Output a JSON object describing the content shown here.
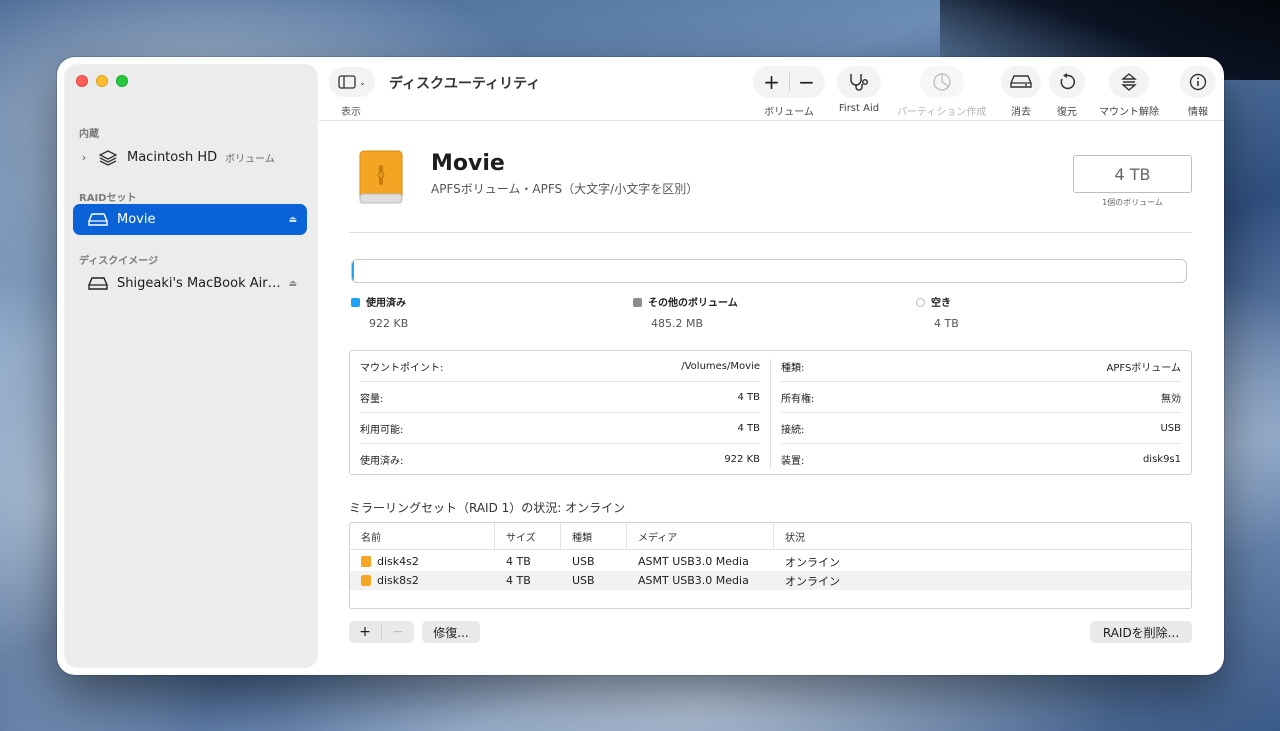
{
  "app": {
    "title": "ディスクユーティリティ",
    "view_label": "表示"
  },
  "toolbar": {
    "volume_label": "ボリューム",
    "first_aid_label": "First Aid",
    "partition_label": "パーティション作成",
    "erase_label": "消去",
    "restore_label": "復元",
    "unmount_label": "マウント解除",
    "info_label": "情報"
  },
  "sidebar": {
    "sections": [
      {
        "title": "内蔵",
        "items": [
          {
            "label": "Macintosh HD",
            "sublabel": "ボリューム",
            "icon": "layers-icon"
          }
        ]
      },
      {
        "title": "RAIDセット",
        "items": [
          {
            "label": "Movie",
            "icon": "drive-icon",
            "selected": true
          }
        ]
      },
      {
        "title": "ディスクイメージ",
        "items": [
          {
            "label": "Shigeaki's MacBook Air…",
            "icon": "drive-icon"
          }
        ]
      }
    ]
  },
  "volume": {
    "name": "Movie",
    "description": "APFSボリューム・APFS（大文字/小文字を区別）",
    "size": "4 TB",
    "size_caption": "1個のボリューム"
  },
  "usage": {
    "used": {
      "label": "使用済み",
      "value": "922 KB",
      "color": "#1da1f2",
      "fraction": 0.0
    },
    "other": {
      "label": "その他のボリューム",
      "value": "485.2 MB",
      "color": "#8c8c8c",
      "fraction": 0.0001
    },
    "free": {
      "label": "空き",
      "value": "4 TB",
      "color": "#ffffff"
    }
  },
  "info": {
    "left": [
      {
        "key": "マウントポイント:",
        "value": "/Volumes/Movie"
      },
      {
        "key": "容量:",
        "value": "4 TB"
      },
      {
        "key": "利用可能:",
        "value": "4 TB"
      },
      {
        "key": "使用済み:",
        "value": "922 KB"
      }
    ],
    "right": [
      {
        "key": "種類:",
        "value": "APFSボリューム"
      },
      {
        "key": "所有権:",
        "value": "無効"
      },
      {
        "key": "接続:",
        "value": "USB"
      },
      {
        "key": "装置:",
        "value": "disk9s1"
      }
    ]
  },
  "raid": {
    "title": "ミラーリングセット（RAID 1）の状況: オンライン",
    "columns": [
      "名前",
      "サイズ",
      "種類",
      "メディア",
      "状況"
    ],
    "rows": [
      {
        "name": "disk4s2",
        "size": "4 TB",
        "type": "USB",
        "media": "ASMT USB3.0 Media",
        "status": "オンライン"
      },
      {
        "name": "disk8s2",
        "size": "4 TB",
        "type": "USB",
        "media": "ASMT USB3.0 Media",
        "status": "オンライン"
      }
    ],
    "add_label": "+",
    "remove_label": "−",
    "repair_label": "修復...",
    "delete_label": "RAIDを削除..."
  }
}
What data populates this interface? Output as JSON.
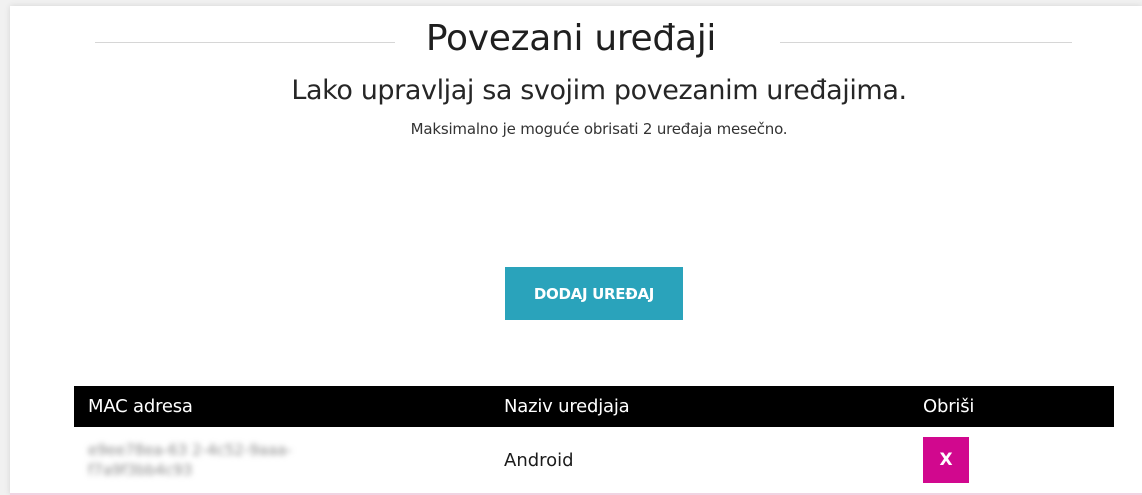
{
  "header": {
    "title": "Povezani uređaji",
    "subtitle": "Lako upravljaj sa svojim povezanim uređajima.",
    "note": "Maksimalno je moguće obrisati 2 uređaja mesečno."
  },
  "actions": {
    "add_device_label": "DODAJ UREĐAJ"
  },
  "table": {
    "columns": [
      "MAC adresa",
      "Naziv uredjaja",
      "Obriši"
    ],
    "rows": [
      {
        "mac": "e9ee78ea-63 2-4c52-9aaa-f7a9f3bb4c93",
        "name": "Android",
        "delete_label": "X"
      }
    ]
  },
  "colors": {
    "accent_teal": "#2aa3bb",
    "delete_magenta": "#d1088e",
    "header_black": "#000000"
  }
}
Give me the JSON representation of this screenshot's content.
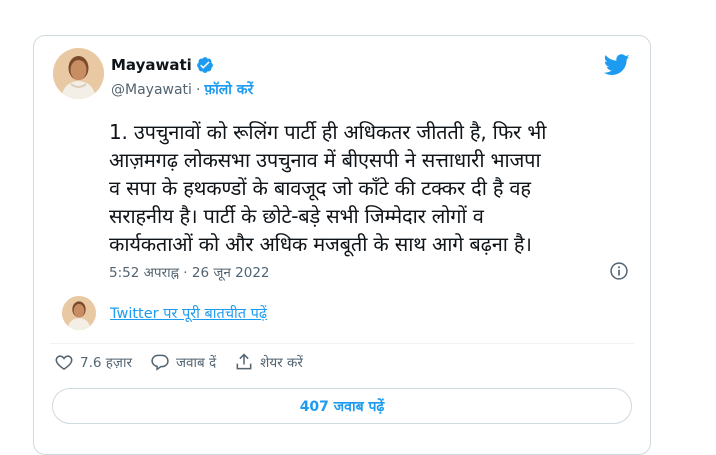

★ ★ ★ ★ ★

- What to work on -
Take the line that contains "What data populates" and all lines after it to the end of the material above, and copy them verbatim without any images.

- Answer for the task -
What data populates this interface? Output as JSON.
{
  "header": {
    "title": "Povezani uređaji",
    "subtitle": "Lako upravljaj sa svojim povezanim uređajima.",
    "note": "Maksimalno je moguće obrisati 2 uređaja mesečno."
  },
  "actions": {
    "add_device_label": "DODAJ UREĐAJ"
  },
  "table": {
    "columns": [
      "MAC adresa",
      "Naziv uredjaja",
      "Obriši"
    ],
    "rows": [
      {
        "mac": "e9ee78ea-63 2-4c52-9aaa-f7a9f3bb4c93",
        "name": "Android",
        "delete_label": "X"
      }
    ]
  },
  "colors": {
    "accent_teal": "#2aa3bb",
    "delete_magenta": "#d1088e",
    "header_black": "#000000"
  }
}
Give me the JSON representation of this screenshot's content.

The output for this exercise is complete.